# start of Extracted records
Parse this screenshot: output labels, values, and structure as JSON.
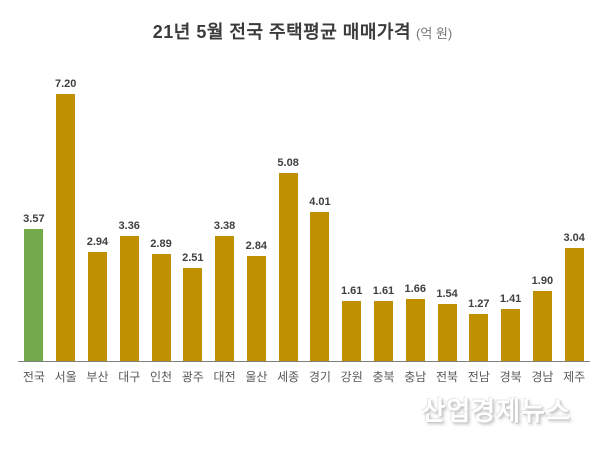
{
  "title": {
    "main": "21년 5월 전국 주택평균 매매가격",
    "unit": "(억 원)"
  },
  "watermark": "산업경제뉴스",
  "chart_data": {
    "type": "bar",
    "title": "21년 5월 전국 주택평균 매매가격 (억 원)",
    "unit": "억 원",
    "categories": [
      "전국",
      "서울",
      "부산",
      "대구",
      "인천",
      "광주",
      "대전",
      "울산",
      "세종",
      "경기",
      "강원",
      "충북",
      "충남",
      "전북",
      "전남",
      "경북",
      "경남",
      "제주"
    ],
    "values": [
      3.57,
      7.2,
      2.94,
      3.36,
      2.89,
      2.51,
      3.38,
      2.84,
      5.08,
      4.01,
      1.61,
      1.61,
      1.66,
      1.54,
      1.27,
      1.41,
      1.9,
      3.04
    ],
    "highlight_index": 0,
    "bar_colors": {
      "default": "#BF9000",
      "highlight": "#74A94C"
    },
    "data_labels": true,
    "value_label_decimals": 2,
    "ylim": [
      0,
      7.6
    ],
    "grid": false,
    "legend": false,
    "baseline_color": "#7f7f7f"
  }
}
# end of Extracted records
● Given problem
Pictures in the records must not appear in the copy; transcribe everything else precisely.

● Exercise solution
Parse this screenshot: output labels, values, and structure as JSON.
{
  "title": {
    "main": "21년 5월 전국 주택평균 매매가격",
    "unit": "(억 원)"
  },
  "watermark": "산업경제뉴스",
  "chart_data": {
    "type": "bar",
    "title": "21년 5월 전국 주택평균 매매가격 (억 원)",
    "unit": "억 원",
    "categories": [
      "전국",
      "서울",
      "부산",
      "대구",
      "인천",
      "광주",
      "대전",
      "울산",
      "세종",
      "경기",
      "강원",
      "충북",
      "충남",
      "전북",
      "전남",
      "경북",
      "경남",
      "제주"
    ],
    "values": [
      3.57,
      7.2,
      2.94,
      3.36,
      2.89,
      2.51,
      3.38,
      2.84,
      5.08,
      4.01,
      1.61,
      1.61,
      1.66,
      1.54,
      1.27,
      1.41,
      1.9,
      3.04
    ],
    "highlight_index": 0,
    "bar_colors": {
      "default": "#BF9000",
      "highlight": "#74A94C"
    },
    "data_labels": true,
    "value_label_decimals": 2,
    "ylim": [
      0,
      7.6
    ],
    "grid": false,
    "legend": false,
    "baseline_color": "#7f7f7f"
  }
}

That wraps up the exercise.